INFORMATION SHOWN
== == ==
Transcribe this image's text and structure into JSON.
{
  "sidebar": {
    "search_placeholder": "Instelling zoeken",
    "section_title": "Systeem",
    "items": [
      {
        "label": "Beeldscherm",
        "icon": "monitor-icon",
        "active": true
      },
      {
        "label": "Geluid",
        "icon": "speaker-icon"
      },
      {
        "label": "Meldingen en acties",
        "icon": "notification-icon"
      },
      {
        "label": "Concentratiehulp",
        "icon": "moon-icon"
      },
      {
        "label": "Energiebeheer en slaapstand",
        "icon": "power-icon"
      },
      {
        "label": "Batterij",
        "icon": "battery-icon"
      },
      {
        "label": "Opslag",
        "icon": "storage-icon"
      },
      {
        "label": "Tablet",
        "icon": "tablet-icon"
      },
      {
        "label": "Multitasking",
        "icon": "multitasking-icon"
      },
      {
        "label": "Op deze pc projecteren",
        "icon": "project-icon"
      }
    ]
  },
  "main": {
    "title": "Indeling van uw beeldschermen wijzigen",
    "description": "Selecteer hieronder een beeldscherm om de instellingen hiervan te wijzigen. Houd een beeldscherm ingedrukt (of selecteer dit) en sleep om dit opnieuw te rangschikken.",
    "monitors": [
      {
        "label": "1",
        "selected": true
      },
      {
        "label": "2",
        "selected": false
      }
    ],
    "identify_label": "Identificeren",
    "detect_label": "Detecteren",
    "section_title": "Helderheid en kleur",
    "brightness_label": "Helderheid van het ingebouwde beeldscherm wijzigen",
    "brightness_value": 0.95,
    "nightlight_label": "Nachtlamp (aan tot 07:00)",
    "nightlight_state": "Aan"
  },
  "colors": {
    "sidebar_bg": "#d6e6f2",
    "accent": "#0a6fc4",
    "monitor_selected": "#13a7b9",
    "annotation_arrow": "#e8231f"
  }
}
== == ==
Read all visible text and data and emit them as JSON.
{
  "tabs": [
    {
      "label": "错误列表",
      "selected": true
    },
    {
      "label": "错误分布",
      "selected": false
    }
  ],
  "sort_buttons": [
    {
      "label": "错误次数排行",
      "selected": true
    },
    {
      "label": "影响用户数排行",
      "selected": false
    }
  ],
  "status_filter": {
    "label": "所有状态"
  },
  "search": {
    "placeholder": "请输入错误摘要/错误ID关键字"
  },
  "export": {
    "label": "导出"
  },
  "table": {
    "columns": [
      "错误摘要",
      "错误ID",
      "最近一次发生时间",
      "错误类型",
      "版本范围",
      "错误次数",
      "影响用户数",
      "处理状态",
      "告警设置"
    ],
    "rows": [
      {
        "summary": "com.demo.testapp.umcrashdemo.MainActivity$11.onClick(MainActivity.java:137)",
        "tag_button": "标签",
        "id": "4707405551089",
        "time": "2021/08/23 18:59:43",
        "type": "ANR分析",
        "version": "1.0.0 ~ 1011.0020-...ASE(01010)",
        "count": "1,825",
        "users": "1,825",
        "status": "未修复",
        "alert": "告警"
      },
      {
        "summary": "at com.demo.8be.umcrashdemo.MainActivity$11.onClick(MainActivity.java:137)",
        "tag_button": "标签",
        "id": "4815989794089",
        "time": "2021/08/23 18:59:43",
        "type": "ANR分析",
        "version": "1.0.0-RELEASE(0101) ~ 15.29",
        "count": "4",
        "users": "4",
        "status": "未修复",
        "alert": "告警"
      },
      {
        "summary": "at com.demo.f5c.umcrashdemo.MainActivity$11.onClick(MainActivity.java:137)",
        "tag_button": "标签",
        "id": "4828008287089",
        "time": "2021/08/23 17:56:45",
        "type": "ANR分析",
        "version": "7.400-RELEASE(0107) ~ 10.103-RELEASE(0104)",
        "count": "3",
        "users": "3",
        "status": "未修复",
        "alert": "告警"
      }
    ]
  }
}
== == ==
INSTRUCTION
Identify which lines contain the word "version" and copy each one.

WRITTEN SOLUTION
        "version": "1.0.0 ~ 1011.0020-...ASE(01010)",
        "version": "1.0.0-RELEASE(0101) ~ 15.29",
        "version": "7.400-RELEASE(0107) ~ 10.103-RELEASE(0104)",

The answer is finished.